PASSAGE GIVEN:

- - -

Friday’s UK 100 Leaders Close (p) Chg (p) % Chg % YTD
Imperial Brands 3328 67.0 2.1 -6.1
ITV 158 2.2 1.4 -23.4
British American Tobacco 4741 48.5 1.0 2.6
Next 5045 51.0 1.0 1.2
Royal Mail Group 377 3.5 0.9 -18.5

 

Friday’s UK 100 Laggards Close (p) Chg (p) % Chg % YTD
Carnival 4783 -317.0 -6.2 16.0
Provident Financial 794 -35.5 -4.3 -72.1
Ferguson 4486 -152.0 -3.3 -9.6
Pearson 568.5 -18.0 -3.1 -30.5
Fresnillo 1441 -37.0 -2.5 18.0

 

Major World Indices Mid/Close Chg % Chg % YTD
UK UK 100 7,215.5 -79.9 -1.10 1.0
UK 19,378.2 -145.7 -0.75 7.2
FR CAC 40 5,213.9 -11.3 -0.22 7.2
DE DAX 30 12,518.8 -21.7 -0.17 9.0
US DJ Industrial Average 30 22,268.3 64.8 0.29 12.7
US Nasdaq Composite 6,448.5 19.4 0.30 19.8
US S&P 500 2,500.2 4.6 0.18 11.7
JP Nikkei 225 19,909.5 CLOSED CLOSED 4.2
HK Hang Seng Index 50 28,086.9 279.3 1.00 27.7
AU S&P/ASX 200 5,725.1 30.1 0.53 1.0
Commodities & FX Mid/Close Chg % Chg % YTD
Crude Oil, West Texas Int. ($/barrel) 50.00 0.09 0.17 -7.3
Crude Oil, Brent ($/barrel) 55.72 -0.03 -0.06 -2.0
Gold ($/oz) 1321.65 -1.85 -0.14 14.7
Silver ($/oz) 17.65 0.02 0.1 10.6
GBP/USD – US$ per £ 1.3585 -0.05 10.0
EUR/USD – US$ per € 1.1941 -0.03 13.5
GBP/EUR – € per £ 1.1377 -0.01 -3.0
UK 100 called to open open +25pts at 7240

UK 100 : 4-month; daily

Click graph to enlarge

Markets Overview: (Source: Bloomberg, FT, Reuters, DJ Newswires)

UK 100 Index called to open +25pts at 7240, having found support and bounced from 7200 after last week’s sell-off. Bulls like rising support from Friday lunch and the break above falling highs resistance at 7220, although hurdles remain at 7260 and 7280. Bears point to a stumble already at 7245 and the fact that the daily RSI never got to oversold. Watch levels: Bullish 7260, Bearish 7220.

Calls for a positive open come after Asian bourses embraced Friday’s Wall St gains and yet more record highs (S&P >2500) despite geopolitical risk and a looming Fed policy update that may include further tightening, albeit by way of balance sheet shrinking rather than another rate hike.

In Asia overnight, Japan’s Nikkei is closed for a holiday. Hong Kong’s Hang Seng outperforms thanks to gains for real estate after slower Chinese Property Price growth in August was interpreted as meaning a reduced likelihood of further market curbs to avoid a bubble.

Australia’s ASX advances thanks to financials, although the index underperforms as Miners deal with lower metals prices despite a buoyant Oil. Those concentrating on Gold are particularly dented, suffering from reduced safe haven demand and the threat of a tightening move by the Fed on Wednesday.

In UK Index news: BAE Systems may get a boost from Qatar signing a letter of intent with the British government to buy 24 Typhoon fighter jets. Based on an insured markets loss of $25bn, Hiscox estimates net claims of approximately $150m from Hurricane Harvey, within its modelled range.

- - -

GIVEN MATERIAL:

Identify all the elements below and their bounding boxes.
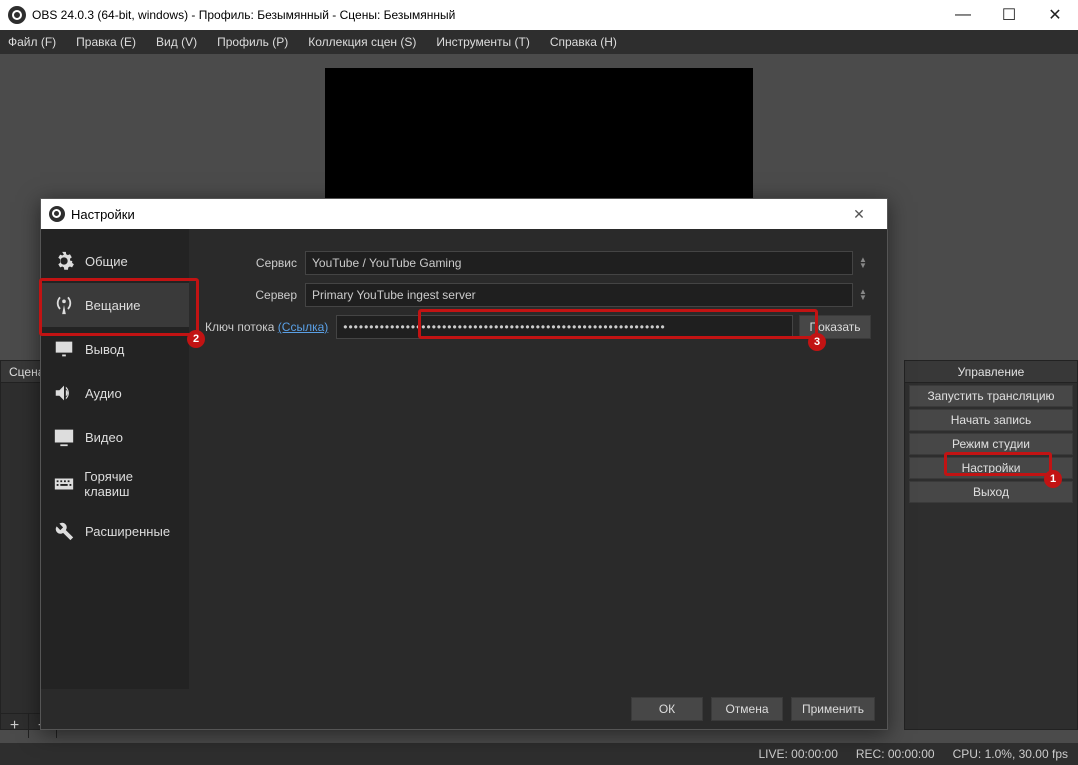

- - -

WHAT THIS EXERCISE ASKS:
a – Using the market report, decide whether each statement agrees with it: (i) Japan's Nikkei was closed for a holiday; (ii) Hiscox estimates net claims of about $150m from Hurricane Harvey; (iii) Qatar signed its letter of intent for Typhoon fighter jets with the French government. Answer yes or no for each and quote the words that decide it.
b – Name every company in the market report's table of Friday's UK 100 laggards.
c – Write what comes next in the market report, starting after its final sentence.
The listing above comes from a different source than the market report.

ANSWER LIST:
a –
(i) Yes: "Japan’s Nikkei is closed for a holiday"
(ii) Yes: "Hiscox estimates net claims of approximately $150m from Hurricane Harvey"
(iii) No: "Qatar signing a letter of intent with the British government to buy 24 Typhoon fighter jets"

b – Carnival, Provident Financial, Ferguson, Pearson, Fresnillo

c –
Petra Diamonds FY revenues +11%, adj. EBITDA -4%, adj. net profit -54%, Op cash flow -10%, net debt +45%; Financial results negatively impacted by delayed ramp-up of expansion programmes, rising on-mine cash costs and stronger Rand versus Dollar.

US equity markets finished the week strongly, with the Dow Jones notching its best week since December while the S&P 500 traded above 2,500 for the very first time. The Nasdaq outperformed as the Tech sector outperformed the wider market, the Dow followed closely behind as Boeing extended its impressive September run while the S&P’s gains were more muted as Financials and Tech names led the index to a fresh record closing high.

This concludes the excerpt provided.